── Study material

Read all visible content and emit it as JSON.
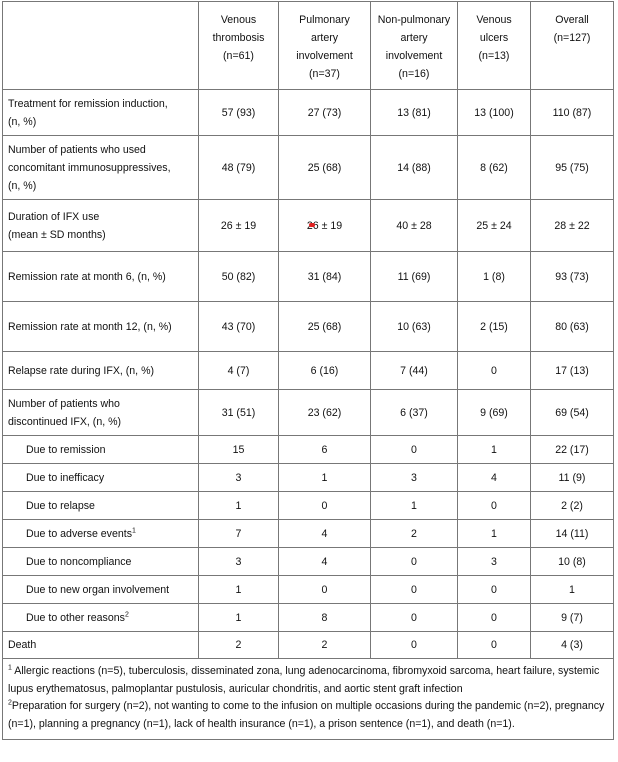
{
  "table": {
    "header": [
      [],
      [
        "Venous",
        "thrombosis",
        "(n=61)"
      ],
      [
        "Pulmonary",
        "artery",
        "involvement",
        "(n=37)"
      ],
      [
        "Non-pulmonary",
        "artery",
        "involvement",
        "(n=16)"
      ],
      [
        "Venous",
        "ulcers",
        "(n=13)"
      ],
      [
        "Overall",
        "(n=127)"
      ]
    ],
    "rows": [
      {
        "label": [
          "Treatment for remission induction,",
          "(n, %)"
        ],
        "values": [
          "57 (93)",
          "27 (73)",
          "13 (81)",
          "13 (100)",
          "110 (87)"
        ]
      },
      {
        "label": [
          "Number of patients who used",
          "concomitant immunosuppressives,",
          "(n, %)"
        ],
        "values": [
          "48 (79)",
          "25 (68)",
          "14 (88)",
          "8 (62)",
          "95 (75)"
        ]
      },
      {
        "label": [
          "Duration of IFX use",
          "(mean ± SD months)"
        ],
        "values": [
          "26 ± 19",
          "26 ± 19",
          "40 ± 28",
          "25 ± 24",
          "28 ± 22"
        ]
      },
      {
        "label": [
          "Remission rate at month 6, (n, %)"
        ],
        "values": [
          "50 (82)",
          "31 (84)",
          "11 (69)",
          "1 (8)",
          "93 (73)"
        ]
      },
      {
        "label": [
          "Remission rate at month 12, (n, %)"
        ],
        "values": [
          "43 (70)",
          "25 (68)",
          "10 (63)",
          "2 (15)",
          "80 (63)"
        ]
      },
      {
        "label": [
          "Relapse rate during IFX, (n, %)"
        ],
        "values": [
          "4 (7)",
          "6 (16)",
          "7 (44)",
          "0",
          "17 (13)"
        ]
      },
      {
        "label": [
          "Number of patients who",
          "discontinued IFX, (n, %)"
        ],
        "values": [
          "31 (51)",
          "23 (62)",
          "6 (37)",
          "9 (69)",
          "69 (54)"
        ],
        "subrows": [
          {
            "label": "Due to remission",
            "values": [
              "15",
              "6",
              "0",
              "1",
              "22 (17)"
            ]
          },
          {
            "label": "Due to inefficacy",
            "values": [
              "3",
              "1",
              "3",
              "4",
              "11 (9)"
            ]
          },
          {
            "label": "Due to relapse",
            "values": [
              "1",
              "0",
              "1",
              "0",
              "2 (2)"
            ]
          },
          {
            "label": "Due to adverse events",
            "sup": "1",
            "values": [
              "7",
              "4",
              "2",
              "1",
              "14 (11)"
            ]
          },
          {
            "label": "Due to noncompliance",
            "values": [
              "3",
              "4",
              "0",
              "3",
              "10 (8)"
            ]
          },
          {
            "label": "Due to new organ involvement",
            "values": [
              "1",
              "0",
              "0",
              "0",
              "1"
            ]
          },
          {
            "label": "Due to other reasons",
            "sup": "2",
            "values": [
              "1",
              "8",
              "0",
              "0",
              "9 (7)"
            ]
          }
        ]
      },
      {
        "label": [
          "Death"
        ],
        "values": [
          "2",
          "2",
          "0",
          "0",
          "4 (3)"
        ]
      }
    ],
    "footnotes": [
      {
        "sup": "1",
        "text": " Allergic reactions (n=5), tuberculosis, disseminated zona, lung adenocarcinoma, fibromyxoid sarcoma, heart failure, systemic lupus erythematosus, palmoplantar pustulosis, auricular chondritis, and aortic stent graft infection"
      },
      {
        "sup": "2",
        "text": "Preparation for surgery (n=2), not wanting to come to the infusion on multiple occasions during the pandemic (n=2), pregnancy (n=1), planning a pregnancy (n=1), lack of health insurance (n=1),  a prison sentence (n=1), and death (n=1)."
      }
    ]
  }
}
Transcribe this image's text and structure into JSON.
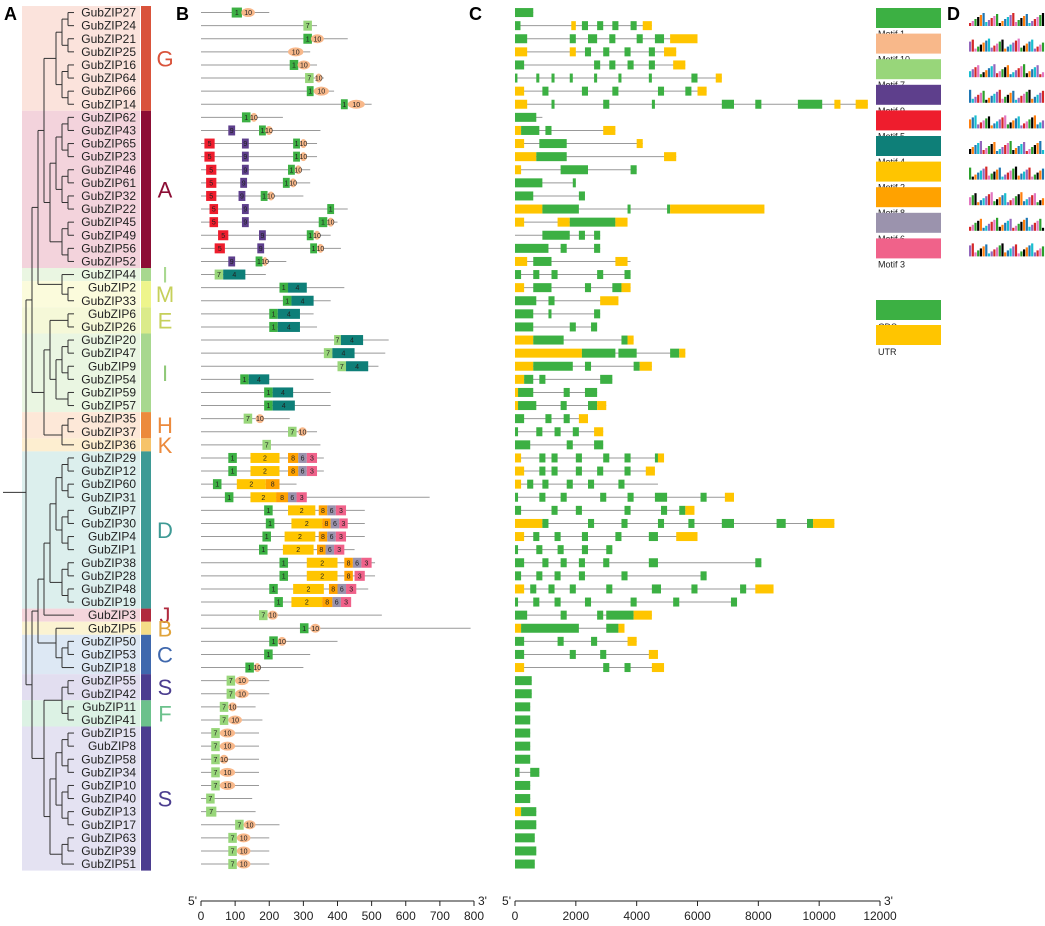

────

> [Instructions to follow]:
Search the data above for the word "Number". Copy each line it is in.

> [Output of the exercise]:
          "Number of patients who used",
          "Number of patients who",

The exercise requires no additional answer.